However, in the US, the burden of evidence fell on the plaintiff, which made success unlikely. In the EU, by contrast, that burden fell primarily on the dominant firm, where it had reached the point where a dominant firm "may not do anything", even when such actions could be shown to be procompetitive.


Motto said that the divergence had its genesis in the fact that the EU had a legacy of entrenched monopolies, owing to the fact that many of these had been legal monopolies owned by the State. By contrast, the US had a longer tradition of competitive markets, which had led the authorities and the courts to be less interventionist.


Given prevailing business concentration in South Africa, practitioners could probably draw lessons from the EU experience, but Motto welcomed the country's attempt seeking to strike a balance in dealing with its dominant firms and their practices.


Nevertheless, Motto advised that authorities should only really prosecute cases when the following variables were in place:
• Where the dominant firm had a ‘super dominant' market share of well above 50%.
• When price/costs tests have been undertaken.
• Where a coherent strategy of exclusion can be shown, not merely "aggressive language".
• When the facts arising are able to meet the tests of the economic theory.
• When there is evidence that the behaviour had an effect on rivals and consumers.
• And, where a dominant firm is given the opportunity to pose an efficiency defence to show that its behaviour was not exclusionary, but the result of precompetitive actions.


"I believe this is consistent with the way the South African authorities are approaching such cases," he concluded.

····················

- _Work order_
Rewrite the text on dominant-firm cases from "Nevertheless, Motto advised" to "of precompetitive actions.", replacing "dominant firm" with "market leader" each time it occurs.

····················

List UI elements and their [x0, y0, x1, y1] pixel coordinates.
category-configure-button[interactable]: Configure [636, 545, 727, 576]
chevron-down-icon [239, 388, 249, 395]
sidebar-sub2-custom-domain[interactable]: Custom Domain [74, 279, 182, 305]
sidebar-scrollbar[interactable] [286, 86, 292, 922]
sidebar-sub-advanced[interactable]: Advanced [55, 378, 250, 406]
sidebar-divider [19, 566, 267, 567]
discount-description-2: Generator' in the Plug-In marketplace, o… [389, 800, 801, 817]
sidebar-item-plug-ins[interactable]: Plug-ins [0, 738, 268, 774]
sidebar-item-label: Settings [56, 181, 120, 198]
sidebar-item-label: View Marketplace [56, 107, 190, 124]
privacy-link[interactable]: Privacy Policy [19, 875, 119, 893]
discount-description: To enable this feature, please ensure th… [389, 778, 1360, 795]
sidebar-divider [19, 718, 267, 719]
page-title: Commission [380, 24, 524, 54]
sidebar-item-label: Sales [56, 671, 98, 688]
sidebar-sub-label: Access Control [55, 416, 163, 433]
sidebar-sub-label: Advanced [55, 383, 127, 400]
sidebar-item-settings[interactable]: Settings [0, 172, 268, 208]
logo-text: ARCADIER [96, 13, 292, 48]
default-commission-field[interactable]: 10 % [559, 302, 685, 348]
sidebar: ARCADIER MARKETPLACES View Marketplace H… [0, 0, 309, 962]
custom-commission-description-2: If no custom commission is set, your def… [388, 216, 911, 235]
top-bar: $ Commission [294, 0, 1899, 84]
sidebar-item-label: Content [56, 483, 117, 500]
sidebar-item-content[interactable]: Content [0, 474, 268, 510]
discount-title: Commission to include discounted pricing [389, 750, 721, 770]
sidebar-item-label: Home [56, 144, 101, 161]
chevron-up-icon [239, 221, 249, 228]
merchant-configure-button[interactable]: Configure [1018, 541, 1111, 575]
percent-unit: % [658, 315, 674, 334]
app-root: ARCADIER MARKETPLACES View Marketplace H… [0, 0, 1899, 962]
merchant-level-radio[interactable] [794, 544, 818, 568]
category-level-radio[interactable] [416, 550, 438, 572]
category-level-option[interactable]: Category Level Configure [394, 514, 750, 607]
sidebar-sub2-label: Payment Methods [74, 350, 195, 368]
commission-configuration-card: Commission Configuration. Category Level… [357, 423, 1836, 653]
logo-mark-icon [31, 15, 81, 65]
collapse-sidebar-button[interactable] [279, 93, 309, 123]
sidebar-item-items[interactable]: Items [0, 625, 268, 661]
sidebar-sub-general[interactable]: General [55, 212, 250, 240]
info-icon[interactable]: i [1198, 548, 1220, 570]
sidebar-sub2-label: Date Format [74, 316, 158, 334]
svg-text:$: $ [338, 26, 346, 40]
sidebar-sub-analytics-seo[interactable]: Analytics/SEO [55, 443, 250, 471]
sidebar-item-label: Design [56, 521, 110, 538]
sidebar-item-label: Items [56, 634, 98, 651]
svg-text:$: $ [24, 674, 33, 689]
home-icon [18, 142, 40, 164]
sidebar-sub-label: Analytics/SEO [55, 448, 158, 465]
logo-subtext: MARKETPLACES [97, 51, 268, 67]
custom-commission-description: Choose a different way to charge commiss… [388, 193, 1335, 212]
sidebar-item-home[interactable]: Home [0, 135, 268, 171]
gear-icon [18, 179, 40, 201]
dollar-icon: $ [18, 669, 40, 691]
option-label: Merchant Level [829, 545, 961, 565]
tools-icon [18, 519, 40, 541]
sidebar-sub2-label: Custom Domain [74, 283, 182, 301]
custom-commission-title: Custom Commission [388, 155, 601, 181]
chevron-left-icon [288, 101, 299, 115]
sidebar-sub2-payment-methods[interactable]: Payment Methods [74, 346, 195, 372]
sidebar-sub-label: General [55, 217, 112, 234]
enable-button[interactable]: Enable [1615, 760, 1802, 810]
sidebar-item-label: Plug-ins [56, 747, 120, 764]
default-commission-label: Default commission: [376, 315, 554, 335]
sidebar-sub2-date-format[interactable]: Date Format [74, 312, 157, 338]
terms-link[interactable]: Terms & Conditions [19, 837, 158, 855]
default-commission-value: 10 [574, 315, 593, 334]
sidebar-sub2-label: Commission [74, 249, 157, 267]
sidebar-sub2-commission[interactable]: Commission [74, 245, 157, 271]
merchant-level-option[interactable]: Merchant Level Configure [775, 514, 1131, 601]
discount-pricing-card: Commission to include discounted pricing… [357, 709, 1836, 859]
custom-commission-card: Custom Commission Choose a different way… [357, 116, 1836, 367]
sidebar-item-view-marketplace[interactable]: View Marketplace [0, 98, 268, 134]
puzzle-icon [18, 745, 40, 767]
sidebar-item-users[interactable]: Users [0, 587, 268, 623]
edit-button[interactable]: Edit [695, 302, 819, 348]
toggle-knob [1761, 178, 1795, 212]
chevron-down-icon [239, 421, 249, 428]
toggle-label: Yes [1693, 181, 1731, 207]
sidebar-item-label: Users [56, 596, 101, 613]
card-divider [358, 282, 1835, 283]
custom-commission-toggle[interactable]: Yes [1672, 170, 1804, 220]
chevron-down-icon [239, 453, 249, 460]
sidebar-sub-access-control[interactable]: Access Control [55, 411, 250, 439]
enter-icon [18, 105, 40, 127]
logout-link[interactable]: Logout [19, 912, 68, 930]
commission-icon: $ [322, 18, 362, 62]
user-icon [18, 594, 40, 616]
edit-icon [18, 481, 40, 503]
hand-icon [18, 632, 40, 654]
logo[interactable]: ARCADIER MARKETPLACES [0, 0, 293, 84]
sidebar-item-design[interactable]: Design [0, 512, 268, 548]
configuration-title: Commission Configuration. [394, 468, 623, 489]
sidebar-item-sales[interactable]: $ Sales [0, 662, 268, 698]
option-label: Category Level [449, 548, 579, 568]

····················

- _Response area_
Nevertheless, Motto advised that authorities should only really prosecute cases when the following variables were in place:
• Where the market leader had a ‘super dominant' market share of well above 50%.
• When price/costs tests have been undertaken.
• Where a coherent strategy of exclusion can be shown, not merely "aggressive language".
• When the facts arising are able to meet the tests of the economic theory.
• When there is evidence that the behaviour had an effect on rivals and consumers.
• And, where a market leader is given the opportunity to pose an efficiency defence to show that its behaviour was not exclusionary, but the result of precompetitive actions.